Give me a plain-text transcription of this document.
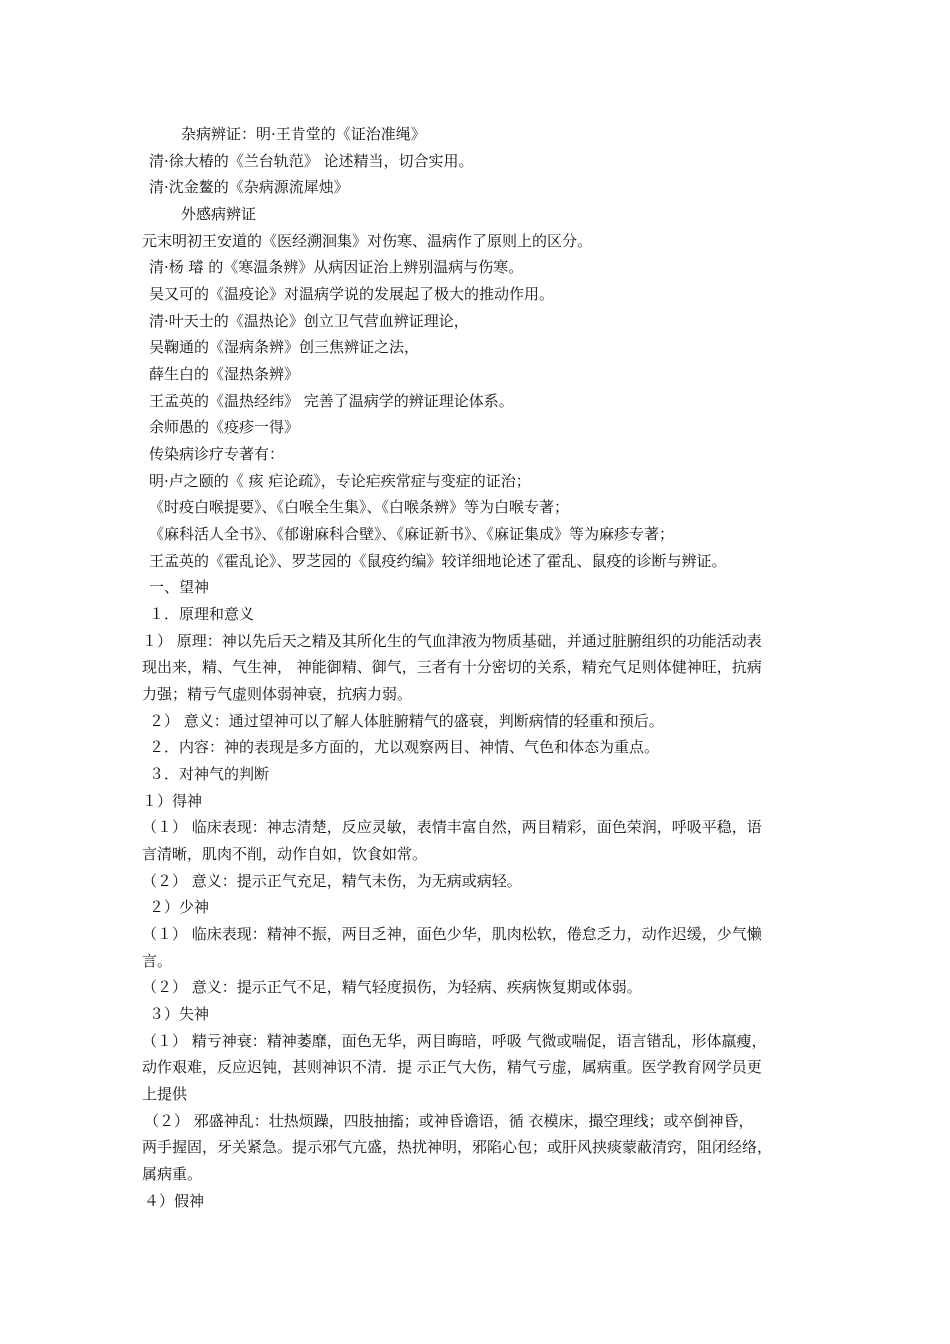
杂病辨证：明·王肯堂的《证治准绳》
清·徐大椿的《兰台轨范》 论述精当，切合实用。
清·沈金鳌的《杂病源流犀烛》
外感病辨证
元末明初王安道的《医经溯洄集》对伤寒、温病作了原则上的区分。
清·杨 璿 的《寒温条辨》从病因证治上辨别温病与伤寒。
吴又可的《温疫论》对温病学说的发展起了极大的推动作用。
清·叶天士的《温热论》创立卫气营血辨证理论，
吴鞠通的《湿病条辨》创三焦辨证之法，
薛生白的《湿热条辨》
王孟英的《温热经纬》 完善了温病学的辨证理论体系。
余师愚的《疫疹一得》
传染病诊疗专著有：
明·卢之颐的《 痎 疟论疏》，专论疟疾常症与变症的证治；
《时疫白喉提要》、《白喉全生集》、《白喉条辨》等为白喉专著；
《麻科活人全书》、《郁谢麻科合壁》、《麻证新书》、《麻证集成》等为麻疹专著；
王孟英的《霍乱论》、罗芝园的《鼠疫约编》较详细地论述了霍乱、鼠疫的诊断与辨证。
一、望神
１．原理和意义
１） 原理：神以先后天之精及其所化生的气血津液为物质基础，并通过脏腑组织的功能活动表
现出来，精、气生神， 神能御精、御气，三者有十分密切的关系，精充气足则体健神旺，抗病
力强；精亏气虚则体弱神衰，抗病力弱。
２） 意义：通过望神可以了解人体脏腑精气的盛衰，判断病情的轻重和预后。
２．内容：神的表现是多方面的，尤以观察两目、神情、气色和体态为重点。
３．对神气的判断
１）得神
（１） 临床表现：神志清楚，反应灵敏，表情丰富自然，两目精彩，面色荣润，呼吸平稳，语
言清晰，肌肉不削，动作自如，饮食如常。
（２） 意义：提示正气充足，精气未伤，为无病或病轻。
２）少神
（１） 临床表现：精神不振，两目乏神，面色少华，肌肉松软，倦怠乏力，动作迟缓，少气懒
言。
（２） 意义：提示正气不足，精气轻度损伤，为轻病、疾病恢复期或体弱。
３）失神
（１） 精亏神衰：精神萎靡，面色无华，两目晦暗，呼吸 气微或喘促，语言错乱，形体羸瘦，
动作艰难，反应迟钝，甚则神识不清．提 示正气大伤，精气亏虚，属病重。医学教育网学员更
上提供
（２） 邪盛神乱：壮热烦躁，四肢抽搐；或神昏谵语，循 衣模床，撮空理线；或卒倒神昏，
两手握固，牙关紧急。提示邪气亢盛，热扰神明，邪陷心包；或肝风挟痰蒙蔽清窍，阻闭经络，
属病重。
４）假神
-------
Written request
Write out every entry again word for word, without any of the pictures.

Task solution
Give me a plain-text transcription of this document.
杂病辨证：明·王肯堂的《证治准绳》
清·徐大椿的《兰台轨范》 论述精当，切合实用。
清·沈金鳌的《杂病源流犀烛》
外感病辨证
元末明初王安道的《医经溯洄集》对伤寒、温病作了原则上的区分。
清·杨 璿 的《寒温条辨》从病因证治上辨别温病与伤寒。
吴又可的《温疫论》对温病学说的发展起了极大的推动作用。
清·叶天士的《温热论》创立卫气营血辨证理论，
吴鞠通的《湿病条辨》创三焦辨证之法，
薛生白的《湿热条辨》
王孟英的《温热经纬》 完善了温病学的辨证理论体系。
余师愚的《疫疹一得》
传染病诊疗专著有：
明·卢之颐的《 痎 疟论疏》，专论疟疾常症与变症的证治；
《时疫白喉提要》、《白喉全生集》、《白喉条辨》等为白喉专著；
《麻科活人全书》、《郁谢麻科合壁》、《麻证新书》、《麻证集成》等为麻疹专著；
王孟英的《霍乱论》、罗芝园的《鼠疫约编》较详细地论述了霍乱、鼠疫的诊断与辨证。
一、望神
１．原理和意义
１） 原理：神以先后天之精及其所化生的气血津液为物质基础，并通过脏腑组织的功能活动表
现出来，精、气生神， 神能御精、御气，三者有十分密切的关系，精充气足则体健神旺，抗病
力强；精亏气虚则体弱神衰，抗病力弱。
２） 意义：通过望神可以了解人体脏腑精气的盛衰，判断病情的轻重和预后。
２．内容：神的表现是多方面的，尤以观察两目、神情、气色和体态为重点。
３．对神气的判断
１）得神
（１） 临床表现：神志清楚，反应灵敏，表情丰富自然，两目精彩，面色荣润，呼吸平稳，语
言清晰，肌肉不削，动作自如，饮食如常。
（２） 意义：提示正气充足，精气未伤，为无病或病轻。
２）少神
（１） 临床表现：精神不振，两目乏神，面色少华，肌肉松软，倦怠乏力，动作迟缓，少气懒
言。
（２） 意义：提示正气不足，精气轻度损伤，为轻病、疾病恢复期或体弱。
３）失神
（１） 精亏神衰：精神萎靡，面色无华，两目晦暗，呼吸 气微或喘促，语言错乱，形体羸瘦，
动作艰难，反应迟钝，甚则神识不清．提 示正气大伤，精气亏虚，属病重。医学教育网学员更
上提供
（２） 邪盛神乱：壮热烦躁，四肢抽搐；或神昏谵语，循 衣模床，撮空理线；或卒倒神昏，
两手握固，牙关紧急。提示邪气亢盛，热扰神明，邪陷心包；或肝风挟痰蒙蔽清窍，阻闭经络，
属病重。
４）假神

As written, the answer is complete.